*** Begin section ***

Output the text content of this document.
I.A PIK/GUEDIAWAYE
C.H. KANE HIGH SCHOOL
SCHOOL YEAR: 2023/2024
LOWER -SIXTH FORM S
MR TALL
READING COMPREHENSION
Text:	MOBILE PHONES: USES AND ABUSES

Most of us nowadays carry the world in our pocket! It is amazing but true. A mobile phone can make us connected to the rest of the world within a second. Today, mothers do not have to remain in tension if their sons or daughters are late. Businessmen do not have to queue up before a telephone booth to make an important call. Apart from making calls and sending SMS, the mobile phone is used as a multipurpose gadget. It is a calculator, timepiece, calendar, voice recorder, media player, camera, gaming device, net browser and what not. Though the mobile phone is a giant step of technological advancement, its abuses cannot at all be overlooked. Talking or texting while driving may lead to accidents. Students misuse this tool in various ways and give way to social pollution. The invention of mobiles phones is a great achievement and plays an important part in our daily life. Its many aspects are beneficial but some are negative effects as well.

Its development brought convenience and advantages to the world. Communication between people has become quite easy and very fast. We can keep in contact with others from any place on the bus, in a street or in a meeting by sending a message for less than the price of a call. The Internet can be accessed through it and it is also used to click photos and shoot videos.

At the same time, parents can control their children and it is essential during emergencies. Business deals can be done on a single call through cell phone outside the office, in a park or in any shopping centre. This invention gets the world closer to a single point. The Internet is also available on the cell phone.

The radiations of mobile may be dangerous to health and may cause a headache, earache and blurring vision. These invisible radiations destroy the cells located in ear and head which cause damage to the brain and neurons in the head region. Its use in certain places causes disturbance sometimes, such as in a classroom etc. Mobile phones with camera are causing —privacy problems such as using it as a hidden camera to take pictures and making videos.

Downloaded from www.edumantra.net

*** End section ***

## Instructions for the task
Word for word, write out all of the data above.

## Finished exercise
Output the text content of this document.
I.A PIK/GUEDIAWAYE
C.H. KANE HIGH SCHOOL
SCHOOL YEAR: 2023/2024
LOWER -SIXTH FORM S
MR TALL
READING COMPREHENSION
Text:	MOBILE PHONES: USES AND ABUSES

Most of us nowadays carry the world in our pocket! It is amazing but true. A mobile phone can make us connected to the rest of the world within a second. Today, mothers do not have to remain in tension if their sons or daughters are late. Businessmen do not have to queue up before a telephone booth to make an important call. Apart from making calls and sending SMS, the mobile phone is used as a multipurpose gadget. It is a calculator, timepiece, calendar, voice recorder, media player, camera, gaming device, net browser and what not. Though the mobile phone is a giant step of technological advancement, its abuses cannot at all be overlooked. Talking or texting while driving may lead to accidents. Students misuse this tool in various ways and give way to social pollution. The invention of mobiles phones is a great achievement and plays an important part in our daily life. Its many aspects are beneficial but some are negative effects as well.

Its development brought convenience and advantages to the world. Communication between people has become quite easy and very fast. We can keep in contact with others from any place on the bus, in a street or in a meeting by sending a message for less than the price of a call. The Internet can be accessed through it and it is also used to click photos and shoot videos.

At the same time, parents can control their children and it is essential during emergencies. Business deals can be done on a single call through cell phone outside the office, in a park or in any shopping centre. This invention gets the world closer to a single point. The Internet is also available on the cell phone.

The radiations of mobile may be dangerous to health and may cause a headache, earache and blurring vision. These invisible radiations destroy the cells located in ear and head which cause damage to the brain and neurons in the head region. Its use in certain places causes disturbance sometimes, such as in a classroom etc. Mobile phones with camera are causing —privacy problems such as using it as a hidden camera to take pictures and making videos.

Downloaded from www.edumantra.net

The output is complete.